**Set exercise**
Word for word, copy all the data and drop the pictures.

**Supplied data**
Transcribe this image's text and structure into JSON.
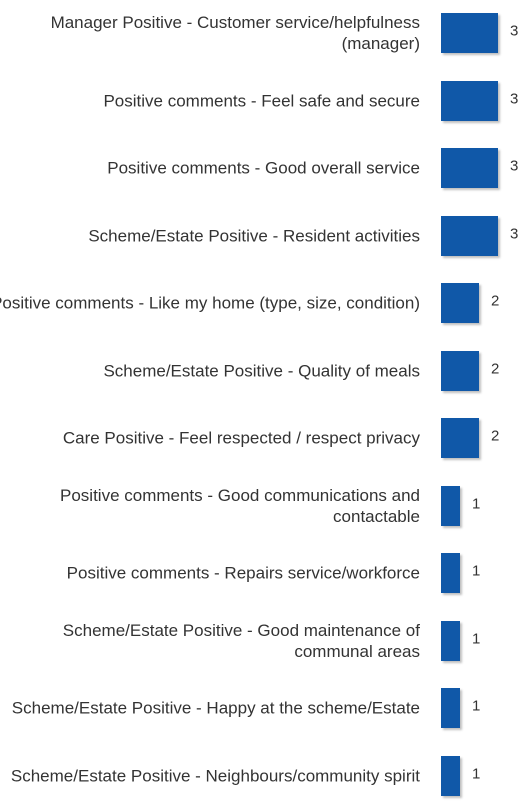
{
  "chart_data": {
    "type": "bar",
    "orientation": "horizontal",
    "color": "#1058a8",
    "categories": [
      "Manager Positive - Customer service/helpfulness (manager)",
      "Positive comments - Feel safe and secure",
      "Positive comments - Good overall service",
      "Scheme/Estate Positive - Resident activities",
      "Positive comments - Like my home (type, size, condition)",
      "Scheme/Estate Positive - Quality of meals",
      "Care Positive - Feel respected / respect privacy",
      "Positive comments - Good communications and contactable",
      "Positive comments - Repairs service/workforce",
      "Scheme/Estate Positive - Good maintenance of communal areas",
      "Scheme/Estate Positive - Happy at the scheme/Estate",
      "Scheme/Estate Positive - Neighbours/community spirit"
    ],
    "values": [
      3,
      3,
      3,
      3,
      2,
      2,
      2,
      1,
      1,
      1,
      1,
      1
    ]
  }
}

**Solution to this problem**
Transcribe this image's text and structure into JSON.
{
  "chart_data": {
    "type": "bar",
    "orientation": "horizontal",
    "color": "#1058a8",
    "categories": [
      "Manager Positive - Customer service/helpfulness (manager)",
      "Positive comments - Feel safe and secure",
      "Positive comments - Good overall service",
      "Scheme/Estate Positive - Resident activities",
      "Positive comments - Like my home (type, size, condition)",
      "Scheme/Estate Positive - Quality of meals",
      "Care Positive - Feel respected / respect privacy",
      "Positive comments - Good communications and contactable",
      "Positive comments - Repairs service/workforce",
      "Scheme/Estate Positive - Good maintenance of communal areas",
      "Scheme/Estate Positive - Happy at the scheme/Estate",
      "Scheme/Estate Positive - Neighbours/community spirit"
    ],
    "values": [
      3,
      3,
      3,
      3,
      2,
      2,
      2,
      1,
      1,
      1,
      1,
      1
    ]
  }
}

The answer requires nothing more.